EXERCISE BRIEF:
From the listing below, extract each line containing the string "不以疾也".
════════
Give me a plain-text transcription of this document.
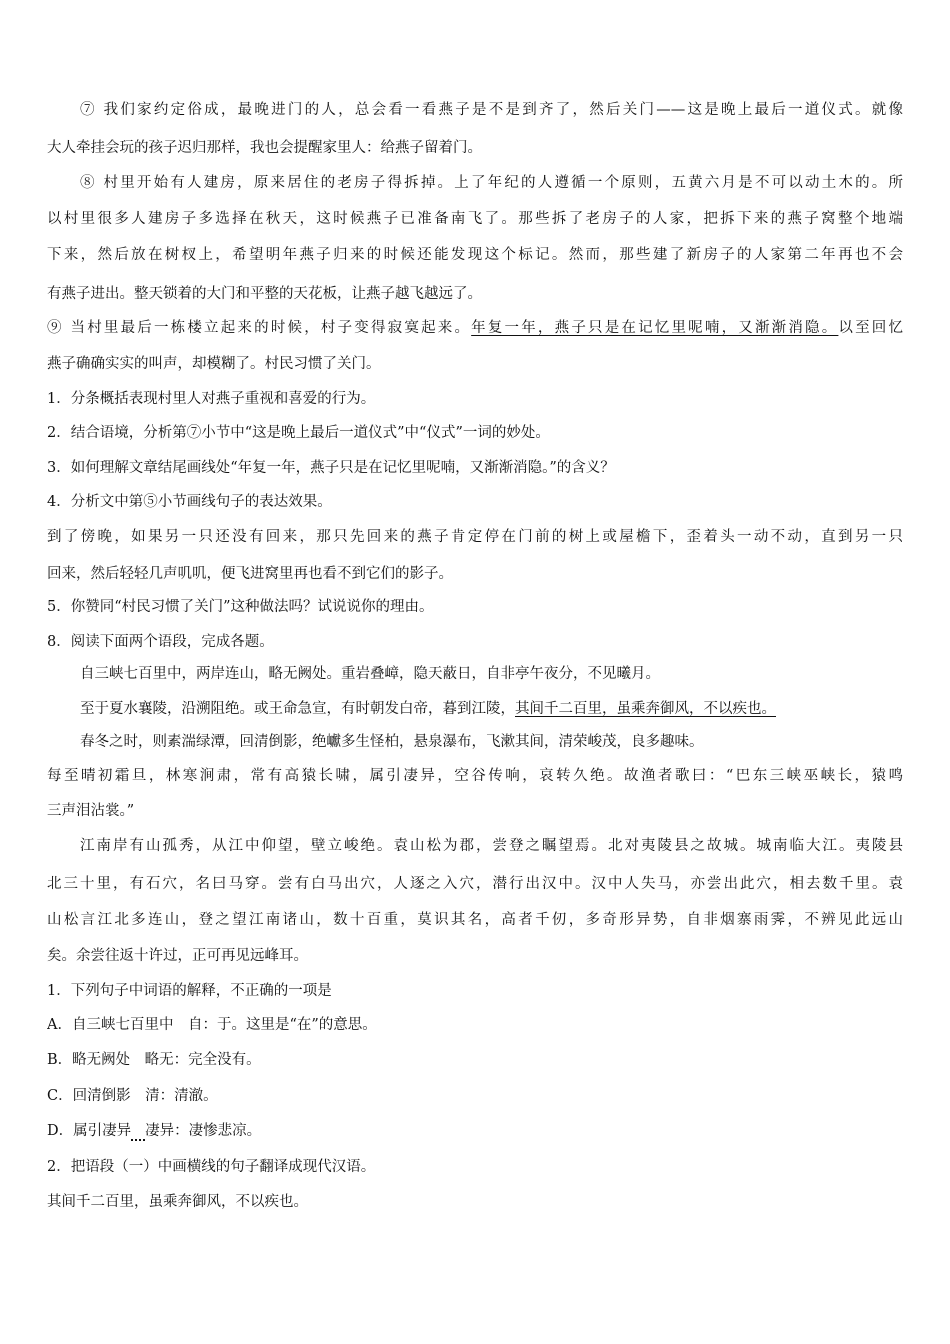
⑦ 我们家约定俗成，最晚进门的人，总会看一看燕子是不是到齐了，然后关门——这是晚上最后一道仪式。就像
大人牵挂会玩的孩子迟归那样，我也会提醒家里人：给燕子留着门。
⑧ 村里开始有人建房，原来居住的老房子得拆掉。上了年纪的人遵循一个原则，五黄六月是不可以动土木的。所
以村里很多人建房子多选择在秋天，这时候燕子已准备南飞了。那些拆了老房子的人家，把拆下来的燕子窝整个地端
下来，然后放在树杈上，希望明年燕子归来的时候还能发现这个标记。然而，那些建了新房子的人家第二年再也不会
有燕子进出。整天锁着的大门和平整的天花板，让燕子越飞越远了。
⑨ 当村里最后一栋楼立起来的时候，村子变得寂寞起来。年复一年，燕子只是在记忆里呢喃，又渐渐消隐。以至回忆
燕子确确实实的叫声，却模糊了。村民习惯了关门。
1．分条概括表现村里人对燕子重视和喜爱的行为。
2．结合语境，分析第⑦小节中“这是晚上最后一道仪式”中“仪式”一词的妙处。
3．如何理解文章结尾画线处“年复一年，燕子只是在记忆里呢喃，又渐渐消隐。”的含义？
4．分析文中第⑤小节画线句子的表达效果。
到了傍晚，如果另一只还没有回来，那只先回来的燕子肯定停在门前的树上或屋檐下，歪着头一动不动，直到另一只
回来，然后轻轻几声叽叽，便飞进窝里再也看不到它们的影子。
5．你赞同“村民习惯了关门”这种做法吗？试说说你的理由。
8．阅读下面两个语段，完成各题。
自三峡七百里中，两岸连山，略无阙处。重岩叠嶂，隐天蔽日，自非亭午夜分，不见曦月。
至于夏水襄陵，沿溯阻绝。或王命急宣，有时朝发白帝，暮到江陵，其间千二百里，虽乘奔御风，不以疾也。
春冬之时，则素湍绿潭，回清倒影，绝巘多生怪柏，悬泉瀑布，飞漱其间，清荣峻茂，良多趣味。
每至晴初霜旦，林寒涧肃，常有高猿长啸，属引凄异，空谷传响，哀转久绝。故渔者歌曰：“巴东三峡巫峡长，猿鸣
三声泪沾裳。”
江南岸有山孤秀，从江中仰望，壁立峻绝。袁山松为郡，尝登之瞩望焉。北对夷陵县之故城。城南临大江。夷陵县
北三十里，有石穴，名曰马穿。尝有白马出穴，人逐之入穴，潜行出汉中。汉中人失马，亦尝出此穴，相去数千里。袁
山松言江北多连山，登之望江南诸山，数十百重，莫识其名，高者千仞，多奇形异势，自非烟寨雨霁，不辨见此远山
矣。余尝往返十许过，正可再见远峰耳。
1．下列句子中词语的解释，不正确的一项是
A．自三峡七百里中　自：于。这里是“在”的意思。
B．略无阙处　略无：完全没有。
C．回清倒影　清：清澈。
D．属引凄异 凄异：凄惨悲凉。
2．把语段（一）中画横线的句子翻译成现代汉语。
其间千二百里，虽乘奔御风，不以疾也。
════════
FINISHED ANSWER:
至于夏水襄陵，沿溯阻绝。或王命急宣，有时朝发白帝，暮到江陵，其间千二百里，虽乘奔御风，不以疾也。
其间千二百里，虽乘奔御风，不以疾也。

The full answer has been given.